Figure dataset records

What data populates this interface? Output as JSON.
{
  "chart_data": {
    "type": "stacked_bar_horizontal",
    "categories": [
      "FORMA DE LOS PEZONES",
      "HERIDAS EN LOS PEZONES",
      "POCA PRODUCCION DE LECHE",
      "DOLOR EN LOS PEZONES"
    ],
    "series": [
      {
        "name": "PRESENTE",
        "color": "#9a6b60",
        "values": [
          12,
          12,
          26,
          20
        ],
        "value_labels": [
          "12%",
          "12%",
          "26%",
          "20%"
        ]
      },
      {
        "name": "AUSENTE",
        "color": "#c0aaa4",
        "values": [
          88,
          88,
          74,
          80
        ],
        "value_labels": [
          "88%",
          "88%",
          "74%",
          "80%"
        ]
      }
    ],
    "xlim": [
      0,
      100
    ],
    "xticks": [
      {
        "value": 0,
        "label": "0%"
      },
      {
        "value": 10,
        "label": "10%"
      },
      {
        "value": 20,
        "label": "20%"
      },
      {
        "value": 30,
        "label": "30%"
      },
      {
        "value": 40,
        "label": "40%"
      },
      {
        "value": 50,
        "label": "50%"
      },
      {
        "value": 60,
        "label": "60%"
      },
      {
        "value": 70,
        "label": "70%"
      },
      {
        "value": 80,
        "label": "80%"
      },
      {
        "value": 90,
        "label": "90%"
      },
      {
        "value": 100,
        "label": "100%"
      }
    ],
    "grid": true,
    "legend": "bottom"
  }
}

*Stated exercise:*
Go back to the listing above and please repeat it exactly.

*Solved exercise:*
What data populates this interface? Output as JSON.
{
  "chart_data": {
    "type": "stacked_bar_horizontal",
    "categories": [
      "FORMA DE LOS PEZONES",
      "HERIDAS EN LOS PEZONES",
      "POCA PRODUCCION DE LECHE",
      "DOLOR EN LOS PEZONES"
    ],
    "series": [
      {
        "name": "PRESENTE",
        "color": "#9a6b60",
        "values": [
          12,
          12,
          26,
          20
        ],
        "value_labels": [
          "12%",
          "12%",
          "26%",
          "20%"
        ]
      },
      {
        "name": "AUSENTE",
        "color": "#c0aaa4",
        "values": [
          88,
          88,
          74,
          80
        ],
        "value_labels": [
          "88%",
          "88%",
          "74%",
          "80%"
        ]
      }
    ],
    "xlim": [
      0,
      100
    ],
    "xticks": [
      {
        "value": 0,
        "label": "0%"
      },
      {
        "value": 10,
        "label": "10%"
      },
      {
        "value": 20,
        "label": "20%"
      },
      {
        "value": 30,
        "label": "30%"
      },
      {
        "value": 40,
        "label": "40%"
      },
      {
        "value": 50,
        "label": "50%"
      },
      {
        "value": 60,
        "label": "60%"
      },
      {
        "value": 70,
        "label": "70%"
      },
      {
        "value": 80,
        "label": "80%"
      },
      {
        "value": 90,
        "label": "90%"
      },
      {
        "value": 100,
        "label": "100%"
      }
    ],
    "grid": true,
    "legend": "bottom"
  }
}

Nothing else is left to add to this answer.